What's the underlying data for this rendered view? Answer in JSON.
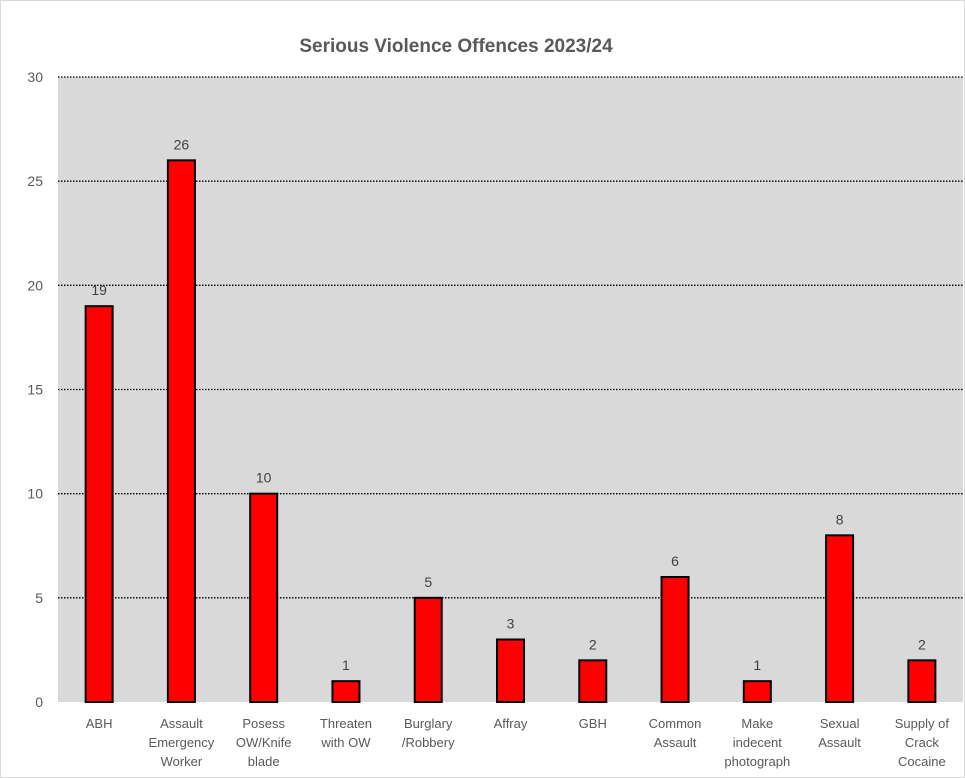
{
  "chart_data": {
    "type": "bar",
    "title": "Serious Violence Offences 2023/24",
    "xlabel": "",
    "ylabel": "",
    "ylim": [
      0,
      30
    ],
    "yticks": [
      0,
      5,
      10,
      15,
      20,
      25,
      30
    ],
    "grid": true,
    "legend": "none",
    "categories": [
      [
        "ABH"
      ],
      [
        "Assault",
        "Emergency",
        "Worker"
      ],
      [
        "Posess",
        "OW/Knife",
        "blade"
      ],
      [
        "Threaten",
        "with OW"
      ],
      [
        "Burglary",
        "/Robbery"
      ],
      [
        "Affray"
      ],
      [
        "GBH"
      ],
      [
        "Common",
        "Assault"
      ],
      [
        "Make",
        "indecent",
        "photograph"
      ],
      [
        "Sexual",
        "Assault"
      ],
      [
        "Supply of",
        "Crack",
        "Cocaine"
      ]
    ],
    "values": [
      19,
      26,
      10,
      1,
      5,
      3,
      2,
      6,
      1,
      8,
      2
    ],
    "data_labels": [
      "19",
      "26",
      "10",
      "1",
      "5",
      "3",
      "2",
      "6",
      "1",
      "8",
      "2"
    ],
    "colors": {
      "bar_fill": "#ff0000",
      "bar_stroke": "#000000",
      "plot_background": "#d9d9d9",
      "gridline": "#000000",
      "text": "#595959"
    }
  }
}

## Task objective:
Copy out the data above exactly, except the pictures.

## Result:
What's the underlying data for this rendered view? Answer in JSON.
{
  "chart_data": {
    "type": "bar",
    "title": "Serious Violence Offences 2023/24",
    "xlabel": "",
    "ylabel": "",
    "ylim": [
      0,
      30
    ],
    "yticks": [
      0,
      5,
      10,
      15,
      20,
      25,
      30
    ],
    "grid": true,
    "legend": "none",
    "categories": [
      [
        "ABH"
      ],
      [
        "Assault",
        "Emergency",
        "Worker"
      ],
      [
        "Posess",
        "OW/Knife",
        "blade"
      ],
      [
        "Threaten",
        "with OW"
      ],
      [
        "Burglary",
        "/Robbery"
      ],
      [
        "Affray"
      ],
      [
        "GBH"
      ],
      [
        "Common",
        "Assault"
      ],
      [
        "Make",
        "indecent",
        "photograph"
      ],
      [
        "Sexual",
        "Assault"
      ],
      [
        "Supply of",
        "Crack",
        "Cocaine"
      ]
    ],
    "values": [
      19,
      26,
      10,
      1,
      5,
      3,
      2,
      6,
      1,
      8,
      2
    ],
    "data_labels": [
      "19",
      "26",
      "10",
      "1",
      "5",
      "3",
      "2",
      "6",
      "1",
      "8",
      "2"
    ],
    "colors": {
      "bar_fill": "#ff0000",
      "bar_stroke": "#000000",
      "plot_background": "#d9d9d9",
      "gridline": "#000000",
      "text": "#595959"
    }
  }
}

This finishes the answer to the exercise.